◆ Problem description
Gather each line of the records where "中国中医药科技" appears.

◆ Listing
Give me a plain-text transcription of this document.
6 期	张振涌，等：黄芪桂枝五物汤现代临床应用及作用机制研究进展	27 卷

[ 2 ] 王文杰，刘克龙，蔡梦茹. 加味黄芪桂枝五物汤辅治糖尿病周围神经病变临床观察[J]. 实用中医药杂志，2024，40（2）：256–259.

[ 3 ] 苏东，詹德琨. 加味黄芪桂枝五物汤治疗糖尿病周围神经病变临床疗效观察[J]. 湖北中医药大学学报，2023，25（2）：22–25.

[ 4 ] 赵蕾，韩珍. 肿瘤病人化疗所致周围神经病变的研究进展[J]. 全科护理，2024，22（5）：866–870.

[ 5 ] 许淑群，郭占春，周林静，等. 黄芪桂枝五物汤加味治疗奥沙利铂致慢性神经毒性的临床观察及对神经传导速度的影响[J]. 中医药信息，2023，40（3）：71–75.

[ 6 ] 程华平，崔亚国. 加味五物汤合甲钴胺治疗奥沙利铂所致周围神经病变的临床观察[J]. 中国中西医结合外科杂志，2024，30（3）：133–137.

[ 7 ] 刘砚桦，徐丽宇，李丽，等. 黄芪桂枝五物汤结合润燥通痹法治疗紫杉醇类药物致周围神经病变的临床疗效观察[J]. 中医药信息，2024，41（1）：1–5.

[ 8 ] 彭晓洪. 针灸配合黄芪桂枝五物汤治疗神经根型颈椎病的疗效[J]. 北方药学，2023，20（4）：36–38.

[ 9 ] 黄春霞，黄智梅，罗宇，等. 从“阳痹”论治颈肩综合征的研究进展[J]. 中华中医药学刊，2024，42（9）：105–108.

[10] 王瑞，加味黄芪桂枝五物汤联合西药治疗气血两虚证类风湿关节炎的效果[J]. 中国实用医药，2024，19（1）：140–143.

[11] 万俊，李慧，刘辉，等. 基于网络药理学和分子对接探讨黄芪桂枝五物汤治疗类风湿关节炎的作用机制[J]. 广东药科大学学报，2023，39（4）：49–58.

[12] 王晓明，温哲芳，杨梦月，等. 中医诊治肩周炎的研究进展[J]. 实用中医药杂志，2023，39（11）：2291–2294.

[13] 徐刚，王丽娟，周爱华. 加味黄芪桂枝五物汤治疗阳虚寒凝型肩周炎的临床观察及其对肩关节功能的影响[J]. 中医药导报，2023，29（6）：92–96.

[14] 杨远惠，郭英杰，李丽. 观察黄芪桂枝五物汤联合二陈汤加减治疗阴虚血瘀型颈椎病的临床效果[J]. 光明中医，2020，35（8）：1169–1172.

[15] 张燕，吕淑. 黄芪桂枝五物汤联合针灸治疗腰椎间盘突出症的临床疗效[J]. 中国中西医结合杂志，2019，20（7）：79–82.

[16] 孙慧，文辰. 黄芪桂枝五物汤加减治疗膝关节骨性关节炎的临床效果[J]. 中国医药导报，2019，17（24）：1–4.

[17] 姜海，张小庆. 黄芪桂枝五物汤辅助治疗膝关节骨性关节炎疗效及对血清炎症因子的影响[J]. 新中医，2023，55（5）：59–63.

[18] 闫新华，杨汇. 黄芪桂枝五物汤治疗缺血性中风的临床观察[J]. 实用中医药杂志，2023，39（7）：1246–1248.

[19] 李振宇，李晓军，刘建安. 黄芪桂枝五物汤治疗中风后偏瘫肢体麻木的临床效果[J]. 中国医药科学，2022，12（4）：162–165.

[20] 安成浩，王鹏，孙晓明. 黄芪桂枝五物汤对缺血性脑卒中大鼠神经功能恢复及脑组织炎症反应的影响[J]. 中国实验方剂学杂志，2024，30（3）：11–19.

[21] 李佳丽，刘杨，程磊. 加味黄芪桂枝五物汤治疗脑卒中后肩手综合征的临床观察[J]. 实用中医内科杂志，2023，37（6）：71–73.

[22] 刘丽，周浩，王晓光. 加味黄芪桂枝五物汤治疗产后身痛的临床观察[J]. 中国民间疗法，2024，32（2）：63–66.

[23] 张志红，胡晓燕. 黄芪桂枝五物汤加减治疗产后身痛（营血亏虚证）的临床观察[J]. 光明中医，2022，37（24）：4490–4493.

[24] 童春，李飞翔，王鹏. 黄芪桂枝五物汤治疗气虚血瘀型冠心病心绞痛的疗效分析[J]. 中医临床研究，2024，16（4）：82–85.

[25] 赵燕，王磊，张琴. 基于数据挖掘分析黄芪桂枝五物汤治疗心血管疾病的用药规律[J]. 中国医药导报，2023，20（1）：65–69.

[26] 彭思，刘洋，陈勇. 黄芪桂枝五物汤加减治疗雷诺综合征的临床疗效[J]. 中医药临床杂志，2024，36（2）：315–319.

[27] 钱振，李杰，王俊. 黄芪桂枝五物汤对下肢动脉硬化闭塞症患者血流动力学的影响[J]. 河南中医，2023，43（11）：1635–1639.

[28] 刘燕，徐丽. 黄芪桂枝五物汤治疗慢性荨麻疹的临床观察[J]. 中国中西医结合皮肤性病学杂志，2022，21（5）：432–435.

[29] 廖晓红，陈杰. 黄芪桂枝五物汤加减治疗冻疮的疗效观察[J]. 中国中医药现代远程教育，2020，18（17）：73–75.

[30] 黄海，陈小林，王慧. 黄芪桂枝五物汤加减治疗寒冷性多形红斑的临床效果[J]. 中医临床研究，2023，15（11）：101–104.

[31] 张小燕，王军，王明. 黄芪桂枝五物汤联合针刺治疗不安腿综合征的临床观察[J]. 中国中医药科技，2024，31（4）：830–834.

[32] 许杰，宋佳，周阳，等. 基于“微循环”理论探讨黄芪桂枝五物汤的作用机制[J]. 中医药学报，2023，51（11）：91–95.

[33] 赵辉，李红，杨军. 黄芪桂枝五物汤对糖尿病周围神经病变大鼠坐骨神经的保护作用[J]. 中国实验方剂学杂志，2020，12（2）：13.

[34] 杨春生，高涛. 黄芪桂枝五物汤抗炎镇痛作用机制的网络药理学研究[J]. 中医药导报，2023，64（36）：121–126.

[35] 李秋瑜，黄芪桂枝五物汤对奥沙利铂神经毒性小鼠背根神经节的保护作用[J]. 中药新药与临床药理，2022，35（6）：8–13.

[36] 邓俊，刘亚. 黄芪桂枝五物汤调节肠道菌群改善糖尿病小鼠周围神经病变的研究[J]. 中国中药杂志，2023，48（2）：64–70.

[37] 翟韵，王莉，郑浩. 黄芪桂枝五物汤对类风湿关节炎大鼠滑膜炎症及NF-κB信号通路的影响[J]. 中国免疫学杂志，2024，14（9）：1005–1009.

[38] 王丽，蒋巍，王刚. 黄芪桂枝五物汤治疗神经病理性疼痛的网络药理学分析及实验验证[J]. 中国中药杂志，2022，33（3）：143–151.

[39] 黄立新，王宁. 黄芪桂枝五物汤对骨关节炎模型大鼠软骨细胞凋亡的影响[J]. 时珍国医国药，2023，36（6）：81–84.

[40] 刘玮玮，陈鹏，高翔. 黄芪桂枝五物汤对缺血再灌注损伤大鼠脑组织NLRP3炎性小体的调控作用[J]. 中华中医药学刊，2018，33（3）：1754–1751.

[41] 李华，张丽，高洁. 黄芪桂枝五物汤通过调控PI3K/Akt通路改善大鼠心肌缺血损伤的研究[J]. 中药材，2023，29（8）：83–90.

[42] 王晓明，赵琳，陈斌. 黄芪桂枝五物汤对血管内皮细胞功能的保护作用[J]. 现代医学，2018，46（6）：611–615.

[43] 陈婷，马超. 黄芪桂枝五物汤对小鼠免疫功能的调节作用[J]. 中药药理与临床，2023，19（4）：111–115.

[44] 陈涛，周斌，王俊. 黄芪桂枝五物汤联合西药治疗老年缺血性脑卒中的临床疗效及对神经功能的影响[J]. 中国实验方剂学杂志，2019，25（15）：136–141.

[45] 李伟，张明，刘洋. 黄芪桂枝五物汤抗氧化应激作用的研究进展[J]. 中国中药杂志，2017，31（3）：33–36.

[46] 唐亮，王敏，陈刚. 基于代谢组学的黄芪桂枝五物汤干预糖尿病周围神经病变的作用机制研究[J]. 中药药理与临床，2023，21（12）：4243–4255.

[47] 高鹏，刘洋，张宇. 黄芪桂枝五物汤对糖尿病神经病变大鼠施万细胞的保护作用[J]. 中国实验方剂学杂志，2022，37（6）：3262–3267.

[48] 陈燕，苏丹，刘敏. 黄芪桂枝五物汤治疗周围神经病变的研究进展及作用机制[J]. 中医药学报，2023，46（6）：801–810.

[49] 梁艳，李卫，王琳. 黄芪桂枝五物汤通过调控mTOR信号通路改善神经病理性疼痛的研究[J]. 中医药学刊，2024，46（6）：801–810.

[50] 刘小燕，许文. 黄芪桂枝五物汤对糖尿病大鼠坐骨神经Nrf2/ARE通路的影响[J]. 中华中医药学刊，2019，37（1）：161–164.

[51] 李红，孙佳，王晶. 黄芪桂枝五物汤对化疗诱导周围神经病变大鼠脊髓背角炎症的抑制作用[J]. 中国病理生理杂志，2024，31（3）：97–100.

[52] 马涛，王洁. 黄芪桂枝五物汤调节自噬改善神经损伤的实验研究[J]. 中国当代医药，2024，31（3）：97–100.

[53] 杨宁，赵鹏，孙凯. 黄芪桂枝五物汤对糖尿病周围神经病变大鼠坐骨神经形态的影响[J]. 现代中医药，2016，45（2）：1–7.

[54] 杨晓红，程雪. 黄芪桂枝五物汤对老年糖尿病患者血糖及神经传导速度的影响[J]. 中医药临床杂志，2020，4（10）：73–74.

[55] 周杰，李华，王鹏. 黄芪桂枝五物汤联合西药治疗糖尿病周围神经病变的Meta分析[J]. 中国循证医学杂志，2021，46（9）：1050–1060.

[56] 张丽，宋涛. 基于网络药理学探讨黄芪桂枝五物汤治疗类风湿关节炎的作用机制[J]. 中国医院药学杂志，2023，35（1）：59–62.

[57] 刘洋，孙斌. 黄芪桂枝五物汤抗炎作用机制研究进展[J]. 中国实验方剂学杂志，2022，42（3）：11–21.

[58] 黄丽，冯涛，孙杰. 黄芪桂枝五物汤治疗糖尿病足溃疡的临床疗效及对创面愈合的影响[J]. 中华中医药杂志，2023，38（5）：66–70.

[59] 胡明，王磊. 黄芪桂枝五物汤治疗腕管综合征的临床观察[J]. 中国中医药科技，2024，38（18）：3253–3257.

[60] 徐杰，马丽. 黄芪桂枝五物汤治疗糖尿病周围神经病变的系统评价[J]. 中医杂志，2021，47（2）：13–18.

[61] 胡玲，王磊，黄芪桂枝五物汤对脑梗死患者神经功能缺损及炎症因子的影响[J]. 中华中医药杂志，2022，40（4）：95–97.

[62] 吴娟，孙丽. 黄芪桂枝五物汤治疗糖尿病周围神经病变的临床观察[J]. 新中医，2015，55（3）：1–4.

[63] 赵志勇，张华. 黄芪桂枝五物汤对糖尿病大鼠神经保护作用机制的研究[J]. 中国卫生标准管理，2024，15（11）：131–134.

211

◆ Final result
[31] 张小燕，王军，王明. 黄芪桂枝五物汤联合针刺治疗不安腿综合征的临床观察[J]. 中国中医药科技，2024，31（4）：830–834.
[59] 胡明，王磊. 黄芪桂枝五物汤治疗腕管综合征的临床观察[J]. 中国中医药科技，2024，38（18）：3253–3257.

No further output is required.